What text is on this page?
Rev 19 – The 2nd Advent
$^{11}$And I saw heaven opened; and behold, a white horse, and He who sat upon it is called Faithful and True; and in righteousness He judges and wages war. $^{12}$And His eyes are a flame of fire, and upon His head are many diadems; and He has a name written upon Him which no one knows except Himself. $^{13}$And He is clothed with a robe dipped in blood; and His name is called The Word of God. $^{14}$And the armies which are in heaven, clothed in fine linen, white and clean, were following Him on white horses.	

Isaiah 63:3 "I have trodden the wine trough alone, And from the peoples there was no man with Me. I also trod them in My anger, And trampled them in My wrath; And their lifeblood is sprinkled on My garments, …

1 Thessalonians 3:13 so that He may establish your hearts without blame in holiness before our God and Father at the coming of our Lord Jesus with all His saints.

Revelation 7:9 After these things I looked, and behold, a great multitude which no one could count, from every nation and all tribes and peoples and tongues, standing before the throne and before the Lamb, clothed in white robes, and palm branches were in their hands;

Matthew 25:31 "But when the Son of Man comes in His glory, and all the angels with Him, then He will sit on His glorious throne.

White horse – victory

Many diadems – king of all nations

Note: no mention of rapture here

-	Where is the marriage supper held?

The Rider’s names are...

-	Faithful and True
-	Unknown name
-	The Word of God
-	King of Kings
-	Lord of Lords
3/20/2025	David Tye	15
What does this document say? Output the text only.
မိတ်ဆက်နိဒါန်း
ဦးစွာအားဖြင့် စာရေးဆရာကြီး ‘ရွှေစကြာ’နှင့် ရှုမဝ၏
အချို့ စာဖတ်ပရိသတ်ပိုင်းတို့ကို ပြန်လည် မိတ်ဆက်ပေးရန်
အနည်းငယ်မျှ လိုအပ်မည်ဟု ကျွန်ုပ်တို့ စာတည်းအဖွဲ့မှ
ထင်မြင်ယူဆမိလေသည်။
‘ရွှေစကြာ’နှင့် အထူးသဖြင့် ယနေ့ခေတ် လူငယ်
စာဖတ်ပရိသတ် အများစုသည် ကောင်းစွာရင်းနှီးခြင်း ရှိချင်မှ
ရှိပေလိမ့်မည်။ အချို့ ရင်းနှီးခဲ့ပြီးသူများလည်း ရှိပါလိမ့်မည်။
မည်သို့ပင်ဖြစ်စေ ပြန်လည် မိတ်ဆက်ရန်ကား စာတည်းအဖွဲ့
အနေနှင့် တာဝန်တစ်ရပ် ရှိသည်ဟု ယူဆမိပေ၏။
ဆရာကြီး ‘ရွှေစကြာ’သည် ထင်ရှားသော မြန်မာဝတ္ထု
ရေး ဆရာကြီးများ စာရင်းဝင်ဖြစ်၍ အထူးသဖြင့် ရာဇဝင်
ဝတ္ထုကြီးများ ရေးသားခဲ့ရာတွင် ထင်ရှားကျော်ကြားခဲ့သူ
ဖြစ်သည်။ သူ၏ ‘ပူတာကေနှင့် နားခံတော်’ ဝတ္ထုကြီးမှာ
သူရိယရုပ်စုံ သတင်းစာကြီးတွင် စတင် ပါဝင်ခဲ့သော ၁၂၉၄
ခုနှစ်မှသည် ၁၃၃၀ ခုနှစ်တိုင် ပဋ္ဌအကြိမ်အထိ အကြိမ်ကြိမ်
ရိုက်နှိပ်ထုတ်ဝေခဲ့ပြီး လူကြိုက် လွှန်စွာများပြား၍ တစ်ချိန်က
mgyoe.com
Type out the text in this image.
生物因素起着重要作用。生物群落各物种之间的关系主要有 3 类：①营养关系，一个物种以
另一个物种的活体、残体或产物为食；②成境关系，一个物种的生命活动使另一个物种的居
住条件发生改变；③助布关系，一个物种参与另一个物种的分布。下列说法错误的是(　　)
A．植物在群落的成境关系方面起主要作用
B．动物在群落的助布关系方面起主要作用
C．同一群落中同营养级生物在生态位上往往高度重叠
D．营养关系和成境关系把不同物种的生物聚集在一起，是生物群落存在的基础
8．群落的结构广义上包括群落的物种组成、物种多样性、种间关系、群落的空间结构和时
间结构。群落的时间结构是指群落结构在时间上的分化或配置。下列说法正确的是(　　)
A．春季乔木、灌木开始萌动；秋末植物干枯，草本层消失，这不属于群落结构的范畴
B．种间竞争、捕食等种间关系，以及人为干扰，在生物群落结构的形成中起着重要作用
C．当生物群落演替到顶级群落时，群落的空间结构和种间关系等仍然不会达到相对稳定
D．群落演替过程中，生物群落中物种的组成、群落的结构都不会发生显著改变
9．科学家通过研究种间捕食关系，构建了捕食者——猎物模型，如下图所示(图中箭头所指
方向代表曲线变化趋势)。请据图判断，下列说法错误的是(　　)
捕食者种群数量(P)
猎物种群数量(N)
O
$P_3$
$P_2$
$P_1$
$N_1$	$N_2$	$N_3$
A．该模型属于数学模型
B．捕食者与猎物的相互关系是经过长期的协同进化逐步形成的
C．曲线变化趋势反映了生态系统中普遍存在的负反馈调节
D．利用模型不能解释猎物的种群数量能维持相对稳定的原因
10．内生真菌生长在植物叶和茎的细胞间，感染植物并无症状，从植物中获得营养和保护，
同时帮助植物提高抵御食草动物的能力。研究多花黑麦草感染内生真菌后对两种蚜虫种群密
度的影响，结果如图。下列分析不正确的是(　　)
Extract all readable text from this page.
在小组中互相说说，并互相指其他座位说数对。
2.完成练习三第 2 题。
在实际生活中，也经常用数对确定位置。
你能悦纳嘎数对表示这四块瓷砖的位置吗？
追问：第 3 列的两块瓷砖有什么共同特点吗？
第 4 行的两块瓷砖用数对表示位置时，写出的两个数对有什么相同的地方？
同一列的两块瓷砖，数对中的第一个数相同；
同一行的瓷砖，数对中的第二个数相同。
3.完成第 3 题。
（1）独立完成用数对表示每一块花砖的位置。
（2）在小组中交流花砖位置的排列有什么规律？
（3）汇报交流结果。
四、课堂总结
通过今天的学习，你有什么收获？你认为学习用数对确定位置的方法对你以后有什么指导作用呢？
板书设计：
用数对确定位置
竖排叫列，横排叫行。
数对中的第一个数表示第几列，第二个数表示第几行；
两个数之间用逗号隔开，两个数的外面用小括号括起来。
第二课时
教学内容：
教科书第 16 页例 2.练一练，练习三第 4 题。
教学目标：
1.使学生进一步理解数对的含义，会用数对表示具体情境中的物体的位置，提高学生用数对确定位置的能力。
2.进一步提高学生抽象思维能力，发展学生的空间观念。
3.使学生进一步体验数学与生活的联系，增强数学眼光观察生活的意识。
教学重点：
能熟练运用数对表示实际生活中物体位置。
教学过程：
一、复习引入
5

▬▬▬▬▬▬

WHAT THE TASK REQUIRES
Within the listing above, copy each line that has the string "下列说法错误的是".

CORRECT RESPONSE
住条件发生改变；③助布关系，一个物种参与另一个物种的分布。下列说法错误的是(　　)
方向代表曲线变化趋势)。请据图判断，下列说法错误的是(　　)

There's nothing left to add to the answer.